-- start of Records supplied --

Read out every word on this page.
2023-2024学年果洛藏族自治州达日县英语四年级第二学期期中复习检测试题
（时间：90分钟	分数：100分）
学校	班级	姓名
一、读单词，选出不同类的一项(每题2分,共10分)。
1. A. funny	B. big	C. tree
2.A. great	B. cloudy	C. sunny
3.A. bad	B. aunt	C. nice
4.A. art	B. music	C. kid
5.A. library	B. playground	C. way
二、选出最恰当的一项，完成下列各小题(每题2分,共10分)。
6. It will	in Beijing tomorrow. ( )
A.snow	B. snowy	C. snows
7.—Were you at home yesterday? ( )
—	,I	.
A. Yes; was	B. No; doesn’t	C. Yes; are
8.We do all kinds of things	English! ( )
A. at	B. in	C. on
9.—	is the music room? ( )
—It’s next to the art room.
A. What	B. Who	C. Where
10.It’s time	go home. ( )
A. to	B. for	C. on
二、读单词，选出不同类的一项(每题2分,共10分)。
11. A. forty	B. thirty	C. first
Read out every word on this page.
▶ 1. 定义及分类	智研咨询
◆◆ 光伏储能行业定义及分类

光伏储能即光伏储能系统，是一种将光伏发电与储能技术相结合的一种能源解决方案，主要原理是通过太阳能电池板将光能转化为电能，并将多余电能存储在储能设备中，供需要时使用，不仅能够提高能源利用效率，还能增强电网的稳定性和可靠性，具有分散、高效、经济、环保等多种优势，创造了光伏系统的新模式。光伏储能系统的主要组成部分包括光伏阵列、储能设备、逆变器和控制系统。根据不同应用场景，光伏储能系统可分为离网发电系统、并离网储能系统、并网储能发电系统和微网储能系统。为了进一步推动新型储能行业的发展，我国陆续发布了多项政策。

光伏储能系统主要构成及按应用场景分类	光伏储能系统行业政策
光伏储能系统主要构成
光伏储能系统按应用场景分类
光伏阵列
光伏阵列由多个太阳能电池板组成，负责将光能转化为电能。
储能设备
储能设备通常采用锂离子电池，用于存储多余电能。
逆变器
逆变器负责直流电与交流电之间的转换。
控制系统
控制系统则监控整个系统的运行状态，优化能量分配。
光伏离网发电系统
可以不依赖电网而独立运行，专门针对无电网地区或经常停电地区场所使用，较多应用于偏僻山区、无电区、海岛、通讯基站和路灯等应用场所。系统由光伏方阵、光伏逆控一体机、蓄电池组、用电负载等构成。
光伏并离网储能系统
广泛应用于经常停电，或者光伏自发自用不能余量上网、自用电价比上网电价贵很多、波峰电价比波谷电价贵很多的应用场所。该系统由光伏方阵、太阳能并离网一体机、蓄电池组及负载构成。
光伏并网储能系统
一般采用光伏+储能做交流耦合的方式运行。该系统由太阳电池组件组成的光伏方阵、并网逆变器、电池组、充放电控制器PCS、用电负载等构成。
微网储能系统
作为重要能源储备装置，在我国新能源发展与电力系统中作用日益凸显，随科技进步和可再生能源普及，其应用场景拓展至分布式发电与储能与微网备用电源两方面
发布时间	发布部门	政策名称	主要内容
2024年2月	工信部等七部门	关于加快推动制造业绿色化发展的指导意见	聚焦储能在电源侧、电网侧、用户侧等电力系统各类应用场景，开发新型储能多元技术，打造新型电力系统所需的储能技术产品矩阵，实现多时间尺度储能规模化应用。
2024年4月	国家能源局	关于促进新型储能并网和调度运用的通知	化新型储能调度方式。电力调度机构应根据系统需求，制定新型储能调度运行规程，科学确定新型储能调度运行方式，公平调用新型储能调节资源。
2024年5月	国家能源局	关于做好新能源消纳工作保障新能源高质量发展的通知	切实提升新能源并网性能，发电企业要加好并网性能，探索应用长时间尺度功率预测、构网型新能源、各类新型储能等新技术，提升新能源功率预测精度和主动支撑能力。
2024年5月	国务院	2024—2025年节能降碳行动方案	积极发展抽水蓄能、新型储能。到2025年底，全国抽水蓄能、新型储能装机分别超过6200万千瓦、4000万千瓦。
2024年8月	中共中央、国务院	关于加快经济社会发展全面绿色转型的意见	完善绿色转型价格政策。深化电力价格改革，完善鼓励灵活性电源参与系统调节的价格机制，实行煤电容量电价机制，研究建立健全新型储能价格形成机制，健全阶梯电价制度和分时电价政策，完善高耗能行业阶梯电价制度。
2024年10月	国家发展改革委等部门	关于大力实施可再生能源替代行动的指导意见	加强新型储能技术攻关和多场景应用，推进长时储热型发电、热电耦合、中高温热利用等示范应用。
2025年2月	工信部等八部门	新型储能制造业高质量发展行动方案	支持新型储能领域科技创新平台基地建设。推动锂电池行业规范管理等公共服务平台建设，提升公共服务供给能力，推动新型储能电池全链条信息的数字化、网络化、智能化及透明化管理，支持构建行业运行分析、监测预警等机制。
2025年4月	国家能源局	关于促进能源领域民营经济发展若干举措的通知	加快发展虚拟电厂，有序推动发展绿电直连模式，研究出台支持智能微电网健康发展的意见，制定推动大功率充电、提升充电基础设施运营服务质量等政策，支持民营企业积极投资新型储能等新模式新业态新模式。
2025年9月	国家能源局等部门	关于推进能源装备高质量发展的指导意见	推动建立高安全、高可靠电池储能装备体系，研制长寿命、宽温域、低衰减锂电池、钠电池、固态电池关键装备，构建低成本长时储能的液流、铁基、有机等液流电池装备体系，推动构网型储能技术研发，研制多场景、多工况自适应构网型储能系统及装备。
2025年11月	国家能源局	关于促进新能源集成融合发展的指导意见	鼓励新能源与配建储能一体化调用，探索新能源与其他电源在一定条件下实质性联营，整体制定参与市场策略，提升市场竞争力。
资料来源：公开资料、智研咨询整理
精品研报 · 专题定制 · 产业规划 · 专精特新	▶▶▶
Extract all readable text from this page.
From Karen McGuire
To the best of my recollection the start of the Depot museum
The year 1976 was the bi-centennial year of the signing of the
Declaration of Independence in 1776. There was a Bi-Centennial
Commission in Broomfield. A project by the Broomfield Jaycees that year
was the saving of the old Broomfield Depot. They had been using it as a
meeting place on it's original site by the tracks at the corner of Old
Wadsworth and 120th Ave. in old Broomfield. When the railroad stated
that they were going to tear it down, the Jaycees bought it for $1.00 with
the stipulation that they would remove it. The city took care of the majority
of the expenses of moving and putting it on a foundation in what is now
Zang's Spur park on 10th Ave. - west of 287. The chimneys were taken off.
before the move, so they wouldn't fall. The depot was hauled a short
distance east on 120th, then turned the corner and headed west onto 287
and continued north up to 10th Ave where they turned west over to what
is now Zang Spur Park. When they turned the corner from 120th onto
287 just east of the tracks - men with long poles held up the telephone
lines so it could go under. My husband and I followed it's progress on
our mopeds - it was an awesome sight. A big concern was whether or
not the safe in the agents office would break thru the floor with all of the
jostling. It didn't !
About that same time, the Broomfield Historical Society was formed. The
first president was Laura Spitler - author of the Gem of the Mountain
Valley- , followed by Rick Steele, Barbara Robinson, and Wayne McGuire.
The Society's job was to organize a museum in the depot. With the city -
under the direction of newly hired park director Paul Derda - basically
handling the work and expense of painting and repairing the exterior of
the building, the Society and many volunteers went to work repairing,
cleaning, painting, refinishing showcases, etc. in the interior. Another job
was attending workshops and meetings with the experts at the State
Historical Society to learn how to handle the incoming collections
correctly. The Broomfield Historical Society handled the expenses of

-- end of Records supplied --

● **Given problem**:
Scan the listing above for the word "McGuire" and show each line where it is found.

● **Finished answer**:
From Karen McGuire
Valley- , followed by Rick Steele, Barbara Robinson, and Wayne McGuire.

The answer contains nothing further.